-------- ROWS --------

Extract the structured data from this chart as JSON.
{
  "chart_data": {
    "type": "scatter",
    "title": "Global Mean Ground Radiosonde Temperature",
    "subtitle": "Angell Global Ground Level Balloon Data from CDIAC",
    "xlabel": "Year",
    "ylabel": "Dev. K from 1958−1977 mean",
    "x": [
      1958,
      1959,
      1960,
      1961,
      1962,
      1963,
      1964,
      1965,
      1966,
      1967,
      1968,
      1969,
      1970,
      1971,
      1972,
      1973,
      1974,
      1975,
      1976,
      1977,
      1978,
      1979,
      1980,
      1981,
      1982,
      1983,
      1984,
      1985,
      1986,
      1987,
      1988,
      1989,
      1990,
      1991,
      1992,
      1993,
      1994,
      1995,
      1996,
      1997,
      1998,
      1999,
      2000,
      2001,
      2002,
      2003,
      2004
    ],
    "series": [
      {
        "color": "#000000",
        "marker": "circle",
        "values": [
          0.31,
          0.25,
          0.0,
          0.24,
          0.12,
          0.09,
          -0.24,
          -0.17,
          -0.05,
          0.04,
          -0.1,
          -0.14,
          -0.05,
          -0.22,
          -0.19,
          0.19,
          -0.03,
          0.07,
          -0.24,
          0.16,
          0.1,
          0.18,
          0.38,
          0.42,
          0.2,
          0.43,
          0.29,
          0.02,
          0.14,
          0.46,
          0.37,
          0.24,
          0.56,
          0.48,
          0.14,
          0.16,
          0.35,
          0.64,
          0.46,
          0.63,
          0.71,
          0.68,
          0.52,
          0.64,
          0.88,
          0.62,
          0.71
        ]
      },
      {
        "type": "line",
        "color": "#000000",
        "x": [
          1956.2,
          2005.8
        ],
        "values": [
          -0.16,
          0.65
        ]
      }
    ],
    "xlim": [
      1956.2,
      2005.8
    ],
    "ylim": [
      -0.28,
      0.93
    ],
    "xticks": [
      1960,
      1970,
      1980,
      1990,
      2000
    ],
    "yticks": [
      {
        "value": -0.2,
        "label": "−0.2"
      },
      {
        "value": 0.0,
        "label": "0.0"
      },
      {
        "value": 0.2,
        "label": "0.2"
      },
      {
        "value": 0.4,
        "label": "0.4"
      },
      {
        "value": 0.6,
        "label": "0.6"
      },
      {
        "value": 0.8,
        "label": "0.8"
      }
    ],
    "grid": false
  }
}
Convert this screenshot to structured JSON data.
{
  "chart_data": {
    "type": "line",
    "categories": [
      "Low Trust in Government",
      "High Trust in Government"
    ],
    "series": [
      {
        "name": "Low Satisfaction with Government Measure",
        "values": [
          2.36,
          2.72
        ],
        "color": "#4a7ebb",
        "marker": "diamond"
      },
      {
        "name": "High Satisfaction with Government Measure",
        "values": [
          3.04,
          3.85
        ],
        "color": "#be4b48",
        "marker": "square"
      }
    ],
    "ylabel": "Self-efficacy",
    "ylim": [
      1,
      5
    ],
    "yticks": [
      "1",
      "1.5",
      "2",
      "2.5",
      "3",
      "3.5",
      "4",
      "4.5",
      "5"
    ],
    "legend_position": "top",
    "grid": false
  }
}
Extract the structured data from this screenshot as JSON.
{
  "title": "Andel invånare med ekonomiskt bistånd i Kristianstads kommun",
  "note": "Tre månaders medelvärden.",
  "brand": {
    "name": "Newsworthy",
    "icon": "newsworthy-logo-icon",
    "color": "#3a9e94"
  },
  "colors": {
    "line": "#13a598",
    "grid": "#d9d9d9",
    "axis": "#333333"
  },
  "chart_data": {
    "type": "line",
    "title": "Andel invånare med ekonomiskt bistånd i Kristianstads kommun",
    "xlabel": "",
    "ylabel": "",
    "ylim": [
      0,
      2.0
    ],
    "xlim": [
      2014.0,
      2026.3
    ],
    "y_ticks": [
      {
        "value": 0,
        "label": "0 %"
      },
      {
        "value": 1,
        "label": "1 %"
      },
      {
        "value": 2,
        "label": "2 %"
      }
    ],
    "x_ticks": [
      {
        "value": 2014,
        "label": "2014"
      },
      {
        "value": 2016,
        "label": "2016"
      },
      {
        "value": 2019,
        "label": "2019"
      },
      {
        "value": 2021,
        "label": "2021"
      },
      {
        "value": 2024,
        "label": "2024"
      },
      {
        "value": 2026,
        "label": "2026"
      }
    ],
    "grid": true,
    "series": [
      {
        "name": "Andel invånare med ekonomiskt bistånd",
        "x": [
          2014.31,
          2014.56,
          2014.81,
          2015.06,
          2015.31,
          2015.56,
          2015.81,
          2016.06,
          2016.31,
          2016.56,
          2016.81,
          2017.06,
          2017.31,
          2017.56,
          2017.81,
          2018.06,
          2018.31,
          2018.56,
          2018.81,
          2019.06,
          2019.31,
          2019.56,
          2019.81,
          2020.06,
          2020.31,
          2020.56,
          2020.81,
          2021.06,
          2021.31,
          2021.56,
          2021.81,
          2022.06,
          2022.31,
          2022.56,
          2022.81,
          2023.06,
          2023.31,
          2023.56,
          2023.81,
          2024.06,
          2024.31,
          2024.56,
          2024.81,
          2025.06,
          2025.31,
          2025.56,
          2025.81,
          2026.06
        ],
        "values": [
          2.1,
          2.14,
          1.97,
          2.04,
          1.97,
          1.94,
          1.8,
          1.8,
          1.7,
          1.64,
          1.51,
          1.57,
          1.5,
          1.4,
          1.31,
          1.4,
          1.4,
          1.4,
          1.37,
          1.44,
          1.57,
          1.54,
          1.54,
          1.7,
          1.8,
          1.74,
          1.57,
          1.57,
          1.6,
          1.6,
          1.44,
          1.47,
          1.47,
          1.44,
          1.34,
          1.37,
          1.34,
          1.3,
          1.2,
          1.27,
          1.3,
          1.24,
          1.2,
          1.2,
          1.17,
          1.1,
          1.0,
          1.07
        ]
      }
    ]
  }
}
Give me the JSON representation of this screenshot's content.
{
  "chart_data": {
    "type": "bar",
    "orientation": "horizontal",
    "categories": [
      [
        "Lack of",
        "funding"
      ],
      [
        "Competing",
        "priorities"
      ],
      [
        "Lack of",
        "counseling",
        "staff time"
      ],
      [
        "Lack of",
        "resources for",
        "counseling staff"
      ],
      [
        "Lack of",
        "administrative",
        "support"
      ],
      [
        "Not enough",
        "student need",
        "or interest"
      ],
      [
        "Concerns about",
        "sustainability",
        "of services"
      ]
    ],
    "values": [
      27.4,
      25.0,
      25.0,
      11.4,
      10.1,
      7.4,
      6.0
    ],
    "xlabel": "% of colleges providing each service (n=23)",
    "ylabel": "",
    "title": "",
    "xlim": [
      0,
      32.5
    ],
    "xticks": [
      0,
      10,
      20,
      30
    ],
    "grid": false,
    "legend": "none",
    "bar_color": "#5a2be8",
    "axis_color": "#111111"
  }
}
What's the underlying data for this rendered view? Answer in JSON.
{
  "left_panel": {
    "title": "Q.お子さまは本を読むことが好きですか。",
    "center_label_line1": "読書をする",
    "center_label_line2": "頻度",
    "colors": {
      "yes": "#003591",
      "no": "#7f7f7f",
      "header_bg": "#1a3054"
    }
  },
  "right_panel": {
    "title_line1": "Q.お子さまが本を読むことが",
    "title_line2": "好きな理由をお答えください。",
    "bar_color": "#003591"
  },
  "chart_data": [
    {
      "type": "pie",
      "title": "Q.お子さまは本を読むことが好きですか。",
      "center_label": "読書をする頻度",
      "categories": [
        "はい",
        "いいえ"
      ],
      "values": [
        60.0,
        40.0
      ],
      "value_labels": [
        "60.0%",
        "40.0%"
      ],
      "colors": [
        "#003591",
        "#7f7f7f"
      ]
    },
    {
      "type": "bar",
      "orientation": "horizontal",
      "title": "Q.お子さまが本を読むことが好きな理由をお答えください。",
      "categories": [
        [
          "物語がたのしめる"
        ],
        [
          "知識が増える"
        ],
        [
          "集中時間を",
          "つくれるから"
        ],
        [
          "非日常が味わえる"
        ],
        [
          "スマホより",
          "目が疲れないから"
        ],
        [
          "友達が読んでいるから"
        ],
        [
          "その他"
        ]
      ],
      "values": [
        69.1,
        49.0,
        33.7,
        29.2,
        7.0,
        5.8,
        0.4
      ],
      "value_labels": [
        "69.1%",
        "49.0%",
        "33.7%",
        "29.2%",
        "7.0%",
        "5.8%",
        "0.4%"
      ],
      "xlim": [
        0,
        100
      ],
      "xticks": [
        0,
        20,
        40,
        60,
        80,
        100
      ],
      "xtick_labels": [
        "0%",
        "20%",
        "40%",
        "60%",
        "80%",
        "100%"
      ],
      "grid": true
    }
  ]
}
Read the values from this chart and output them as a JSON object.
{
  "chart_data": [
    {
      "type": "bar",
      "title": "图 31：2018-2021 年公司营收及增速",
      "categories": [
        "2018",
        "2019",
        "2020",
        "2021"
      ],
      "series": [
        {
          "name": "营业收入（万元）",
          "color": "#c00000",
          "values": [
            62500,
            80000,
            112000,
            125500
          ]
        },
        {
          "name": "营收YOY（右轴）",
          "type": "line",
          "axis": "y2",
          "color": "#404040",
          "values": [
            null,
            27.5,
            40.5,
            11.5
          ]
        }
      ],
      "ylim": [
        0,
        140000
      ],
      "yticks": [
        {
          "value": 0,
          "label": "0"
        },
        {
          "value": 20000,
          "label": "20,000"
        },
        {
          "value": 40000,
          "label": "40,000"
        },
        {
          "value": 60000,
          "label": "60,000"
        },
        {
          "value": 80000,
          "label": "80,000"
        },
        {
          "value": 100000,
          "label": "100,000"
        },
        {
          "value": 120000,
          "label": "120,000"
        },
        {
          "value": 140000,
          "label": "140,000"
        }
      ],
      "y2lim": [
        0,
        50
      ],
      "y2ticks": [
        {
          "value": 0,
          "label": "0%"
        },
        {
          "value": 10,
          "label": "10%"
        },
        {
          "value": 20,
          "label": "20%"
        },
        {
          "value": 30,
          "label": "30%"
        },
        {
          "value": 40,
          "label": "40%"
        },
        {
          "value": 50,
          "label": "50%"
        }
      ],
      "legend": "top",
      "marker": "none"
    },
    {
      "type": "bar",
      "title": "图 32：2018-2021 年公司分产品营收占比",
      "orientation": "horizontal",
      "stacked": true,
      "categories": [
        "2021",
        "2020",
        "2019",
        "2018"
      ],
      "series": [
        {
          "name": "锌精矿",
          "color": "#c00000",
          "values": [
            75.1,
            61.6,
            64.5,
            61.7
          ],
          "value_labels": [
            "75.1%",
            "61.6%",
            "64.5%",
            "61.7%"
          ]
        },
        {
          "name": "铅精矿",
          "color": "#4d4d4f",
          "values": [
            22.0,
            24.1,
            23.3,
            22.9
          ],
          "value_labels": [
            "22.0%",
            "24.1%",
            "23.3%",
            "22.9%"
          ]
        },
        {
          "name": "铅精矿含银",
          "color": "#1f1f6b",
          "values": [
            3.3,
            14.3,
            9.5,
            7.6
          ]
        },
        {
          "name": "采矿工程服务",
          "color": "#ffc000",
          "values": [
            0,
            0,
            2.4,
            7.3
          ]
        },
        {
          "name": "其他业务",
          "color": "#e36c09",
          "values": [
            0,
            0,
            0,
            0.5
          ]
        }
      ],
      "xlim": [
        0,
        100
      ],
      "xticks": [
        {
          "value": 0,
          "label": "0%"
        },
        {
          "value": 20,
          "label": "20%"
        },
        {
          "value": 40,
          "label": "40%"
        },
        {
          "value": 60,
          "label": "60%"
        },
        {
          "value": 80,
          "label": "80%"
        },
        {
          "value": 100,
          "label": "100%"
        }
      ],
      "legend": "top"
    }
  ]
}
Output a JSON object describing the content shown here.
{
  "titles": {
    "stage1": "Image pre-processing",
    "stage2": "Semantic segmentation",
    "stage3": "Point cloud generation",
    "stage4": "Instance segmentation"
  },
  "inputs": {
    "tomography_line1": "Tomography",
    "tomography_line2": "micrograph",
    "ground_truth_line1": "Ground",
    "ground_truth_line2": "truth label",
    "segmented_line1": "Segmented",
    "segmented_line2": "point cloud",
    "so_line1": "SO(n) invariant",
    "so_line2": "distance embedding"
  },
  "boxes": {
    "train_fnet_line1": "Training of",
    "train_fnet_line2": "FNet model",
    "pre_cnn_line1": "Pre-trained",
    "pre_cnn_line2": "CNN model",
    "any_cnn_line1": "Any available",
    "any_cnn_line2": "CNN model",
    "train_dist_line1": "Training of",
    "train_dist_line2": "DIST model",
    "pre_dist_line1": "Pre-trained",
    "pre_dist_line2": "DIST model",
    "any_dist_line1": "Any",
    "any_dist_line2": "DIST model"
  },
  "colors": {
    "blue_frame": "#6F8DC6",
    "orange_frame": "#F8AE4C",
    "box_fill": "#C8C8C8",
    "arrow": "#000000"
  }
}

--------

WHAT TO DO | Return all lines of the material above in which the word "Extract" occurs.

FULL ANSWER |
Extract the structured data from this chart as JSON.
Extract the structured data from this screenshot as JSON.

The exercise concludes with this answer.